In the entries below, identify every line with the string "XIIII" and copy it.

* BEGIN Dataset entries *

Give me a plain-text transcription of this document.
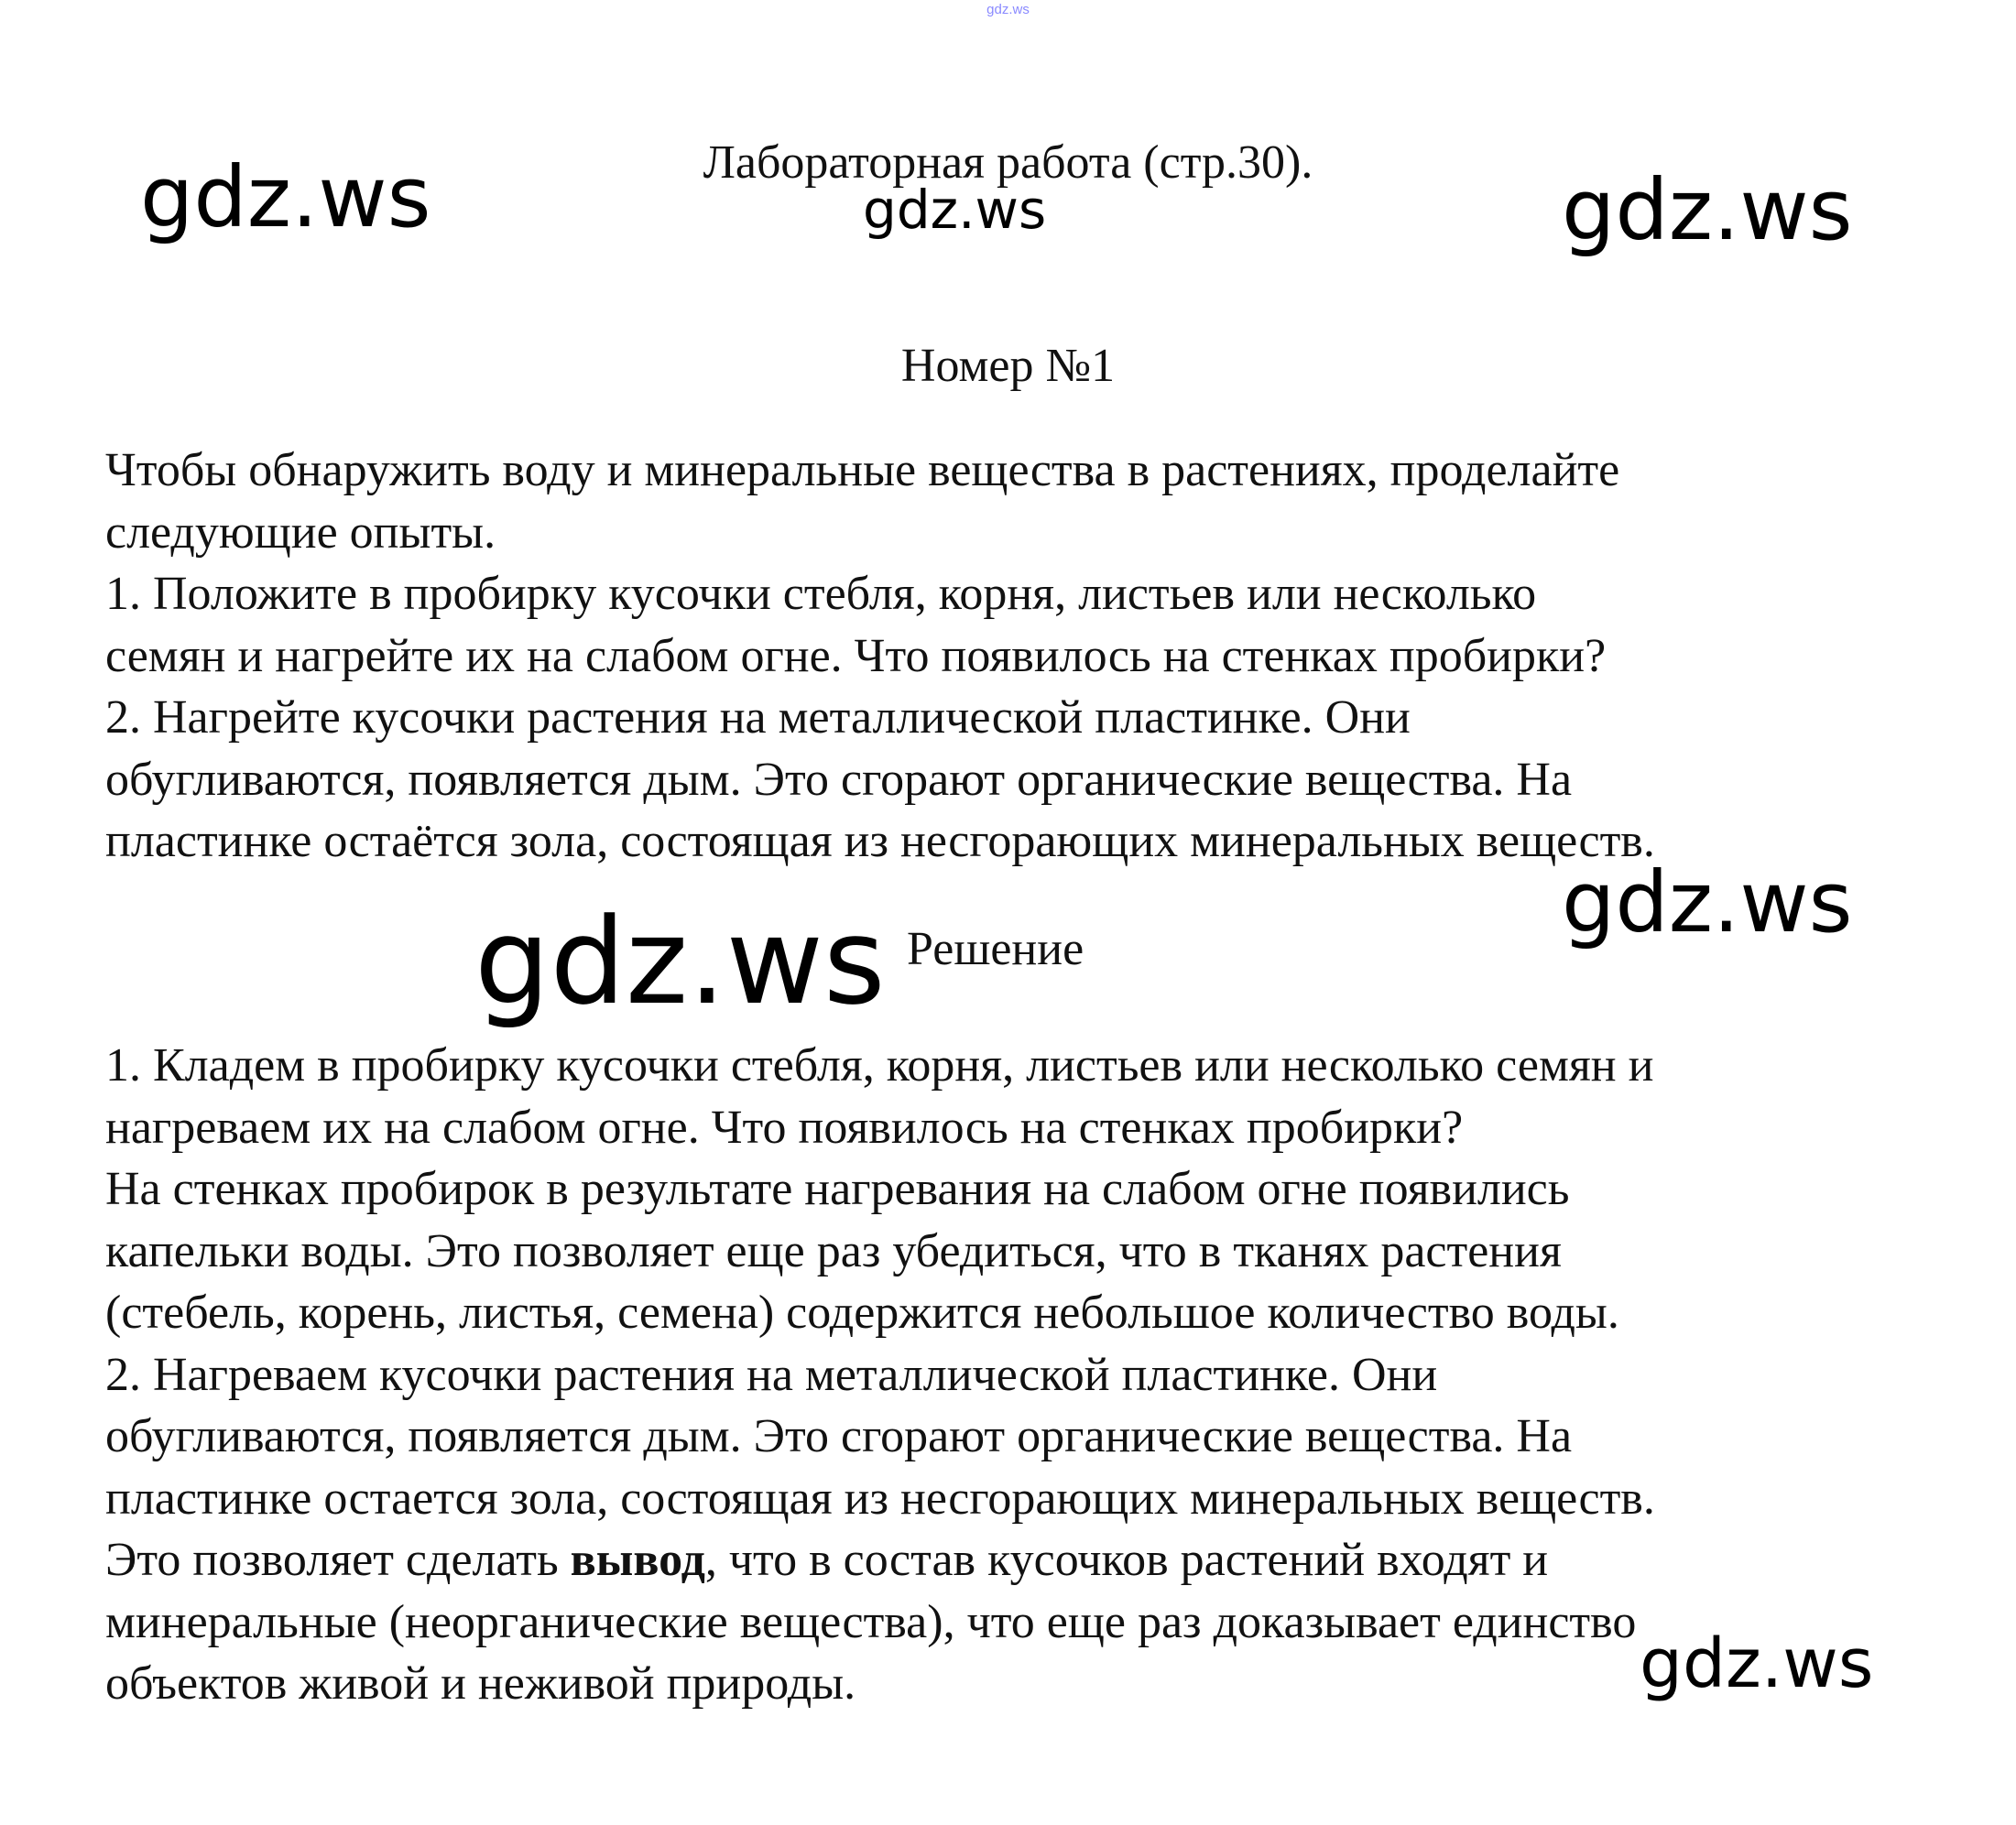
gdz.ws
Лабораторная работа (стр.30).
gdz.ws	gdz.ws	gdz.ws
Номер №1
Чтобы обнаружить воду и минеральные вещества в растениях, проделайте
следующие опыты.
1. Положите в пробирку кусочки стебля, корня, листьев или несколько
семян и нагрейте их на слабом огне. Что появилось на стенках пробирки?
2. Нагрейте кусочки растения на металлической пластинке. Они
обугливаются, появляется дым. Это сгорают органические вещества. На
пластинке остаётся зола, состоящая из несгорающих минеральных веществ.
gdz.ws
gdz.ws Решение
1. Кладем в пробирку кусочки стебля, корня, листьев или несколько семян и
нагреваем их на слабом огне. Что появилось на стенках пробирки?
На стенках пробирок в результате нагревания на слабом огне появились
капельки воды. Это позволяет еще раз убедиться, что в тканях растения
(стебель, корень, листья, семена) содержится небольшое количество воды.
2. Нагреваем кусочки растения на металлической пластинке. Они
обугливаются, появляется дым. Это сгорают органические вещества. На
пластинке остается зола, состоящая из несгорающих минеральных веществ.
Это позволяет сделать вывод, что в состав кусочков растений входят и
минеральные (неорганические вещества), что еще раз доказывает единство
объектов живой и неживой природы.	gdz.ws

* END Dataset entries *
* BEGIN Dataset entries *

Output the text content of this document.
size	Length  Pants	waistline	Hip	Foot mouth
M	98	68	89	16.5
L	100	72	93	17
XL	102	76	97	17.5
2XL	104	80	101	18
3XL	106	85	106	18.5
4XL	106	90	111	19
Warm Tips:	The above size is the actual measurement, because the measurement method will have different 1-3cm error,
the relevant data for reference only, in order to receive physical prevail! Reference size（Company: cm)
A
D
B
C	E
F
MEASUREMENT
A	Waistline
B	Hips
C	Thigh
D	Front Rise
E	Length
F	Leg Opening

* END Dataset entries *
* BEGIN Dataset entries *

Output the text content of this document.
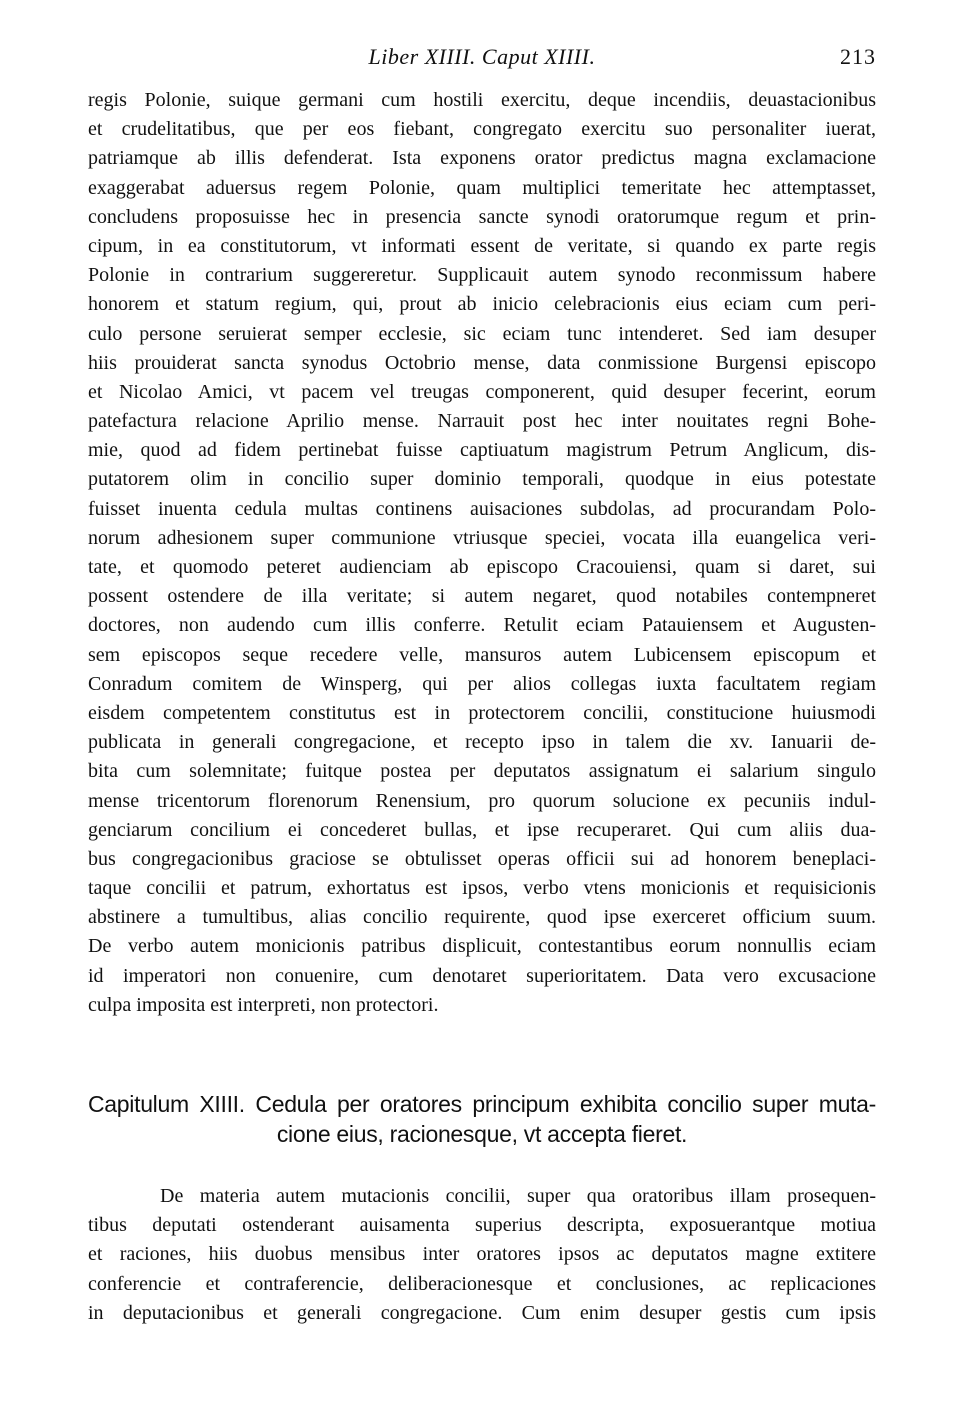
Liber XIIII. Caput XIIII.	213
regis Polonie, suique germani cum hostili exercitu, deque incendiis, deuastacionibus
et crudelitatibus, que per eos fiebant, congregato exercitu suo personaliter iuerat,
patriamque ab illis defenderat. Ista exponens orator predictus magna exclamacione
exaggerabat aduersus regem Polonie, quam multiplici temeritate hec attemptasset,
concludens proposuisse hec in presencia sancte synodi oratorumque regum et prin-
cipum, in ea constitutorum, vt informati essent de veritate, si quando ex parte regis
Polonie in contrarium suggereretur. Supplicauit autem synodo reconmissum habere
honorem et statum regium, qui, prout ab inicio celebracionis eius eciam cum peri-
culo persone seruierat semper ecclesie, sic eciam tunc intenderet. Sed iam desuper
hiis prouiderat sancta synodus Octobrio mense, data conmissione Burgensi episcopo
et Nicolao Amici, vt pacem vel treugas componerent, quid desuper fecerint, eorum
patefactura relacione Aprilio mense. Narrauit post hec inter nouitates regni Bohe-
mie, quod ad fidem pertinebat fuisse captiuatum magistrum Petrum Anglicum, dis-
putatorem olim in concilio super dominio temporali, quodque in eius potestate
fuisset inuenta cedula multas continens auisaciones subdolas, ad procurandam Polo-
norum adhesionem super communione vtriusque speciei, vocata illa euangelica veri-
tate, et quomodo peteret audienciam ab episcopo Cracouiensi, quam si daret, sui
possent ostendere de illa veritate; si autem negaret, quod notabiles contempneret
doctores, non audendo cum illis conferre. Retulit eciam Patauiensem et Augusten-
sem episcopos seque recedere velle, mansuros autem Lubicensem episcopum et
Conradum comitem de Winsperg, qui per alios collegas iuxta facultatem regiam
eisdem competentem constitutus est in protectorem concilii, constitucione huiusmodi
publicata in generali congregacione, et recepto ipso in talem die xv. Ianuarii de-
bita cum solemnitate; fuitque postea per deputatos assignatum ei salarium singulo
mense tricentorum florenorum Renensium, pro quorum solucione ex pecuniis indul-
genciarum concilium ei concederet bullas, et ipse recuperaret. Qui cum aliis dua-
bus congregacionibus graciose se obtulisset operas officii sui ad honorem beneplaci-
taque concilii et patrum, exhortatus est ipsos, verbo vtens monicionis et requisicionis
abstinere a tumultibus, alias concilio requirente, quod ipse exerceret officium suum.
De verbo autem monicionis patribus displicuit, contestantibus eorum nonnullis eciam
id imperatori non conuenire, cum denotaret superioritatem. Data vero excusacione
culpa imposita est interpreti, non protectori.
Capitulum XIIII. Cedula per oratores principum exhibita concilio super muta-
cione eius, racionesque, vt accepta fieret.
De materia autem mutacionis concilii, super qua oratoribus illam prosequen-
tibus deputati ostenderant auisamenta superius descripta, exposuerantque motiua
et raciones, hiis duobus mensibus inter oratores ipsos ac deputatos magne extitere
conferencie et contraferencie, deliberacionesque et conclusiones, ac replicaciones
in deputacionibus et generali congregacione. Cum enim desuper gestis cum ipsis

* END Dataset entries *

## [Response to the exercise]
Liber XIIII. Caput XIIII.	213
Capitulum XIIII. Cedula per oratores principum exhibita concilio super muta-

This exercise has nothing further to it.